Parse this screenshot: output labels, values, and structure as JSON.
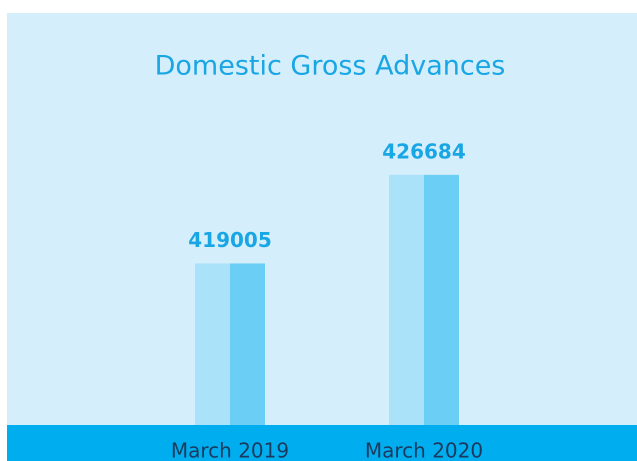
{
  "chart_data": {
    "type": "bar",
    "title": "Domestic Gross Advances",
    "categories": [
      "March 2019",
      "March 2020"
    ],
    "values": [
      419005,
      426684
    ],
    "colors": [
      "#aae2f9",
      "#6bcff5"
    ],
    "ylim": [
      405000,
      433000
    ]
  }
}
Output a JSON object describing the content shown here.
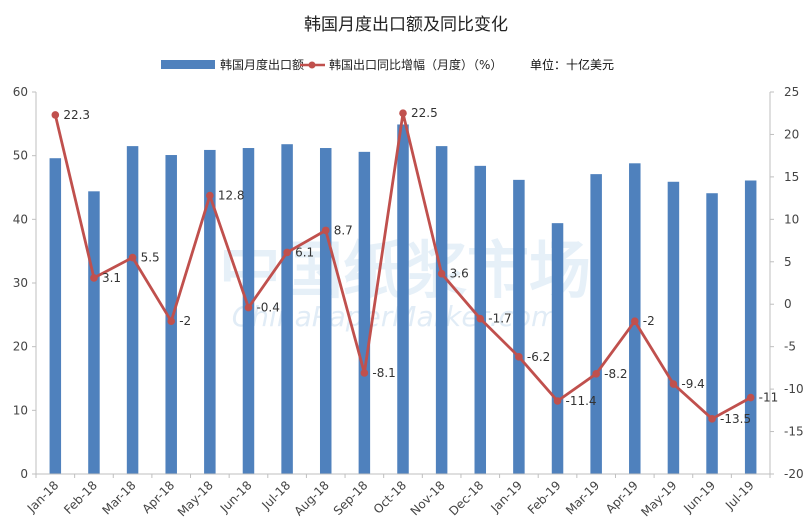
◆ ◆ ◆
■ **TASK OBJECTIVE**
Copy the records above exactly, omitting every picture.

■ **EXPECTED OUTPUT**
Parse this screenshot: output labels, values, and structure as JSON.
{
  "chart_data": {
    "type": "bar",
    "title": "Domestic Gross Advances",
    "categories": [
      "March 2019",
      "March 2020"
    ],
    "values": [
      419005,
      426684
    ],
    "colors": [
      "#aae2f9",
      "#6bcff5"
    ],
    "ylim": [
      405000,
      433000
    ]
  }
}
Output a JSON object describing the content shown here.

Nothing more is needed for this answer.